Entries from a visual dataset
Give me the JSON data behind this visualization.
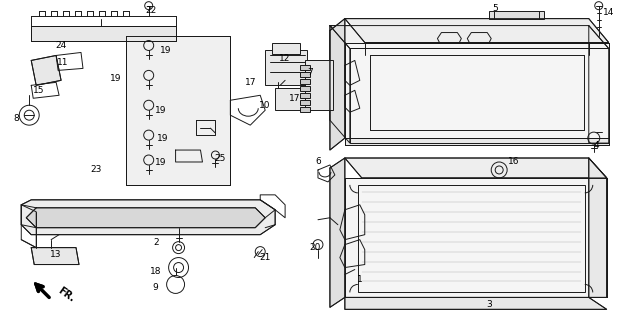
{
  "background_color": "#ffffff",
  "line_color": "#1a1a1a",
  "fig_width": 6.21,
  "fig_height": 3.2,
  "dpi": 100
}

→ Do this
Write the entries above out in full, exactly, with no images.

→ Output below
Give me the JSON data behind this visualization.
{
  "background_color": "#ffffff",
  "line_color": "#1a1a1a",
  "fig_width": 6.21,
  "fig_height": 3.2,
  "dpi": 100
}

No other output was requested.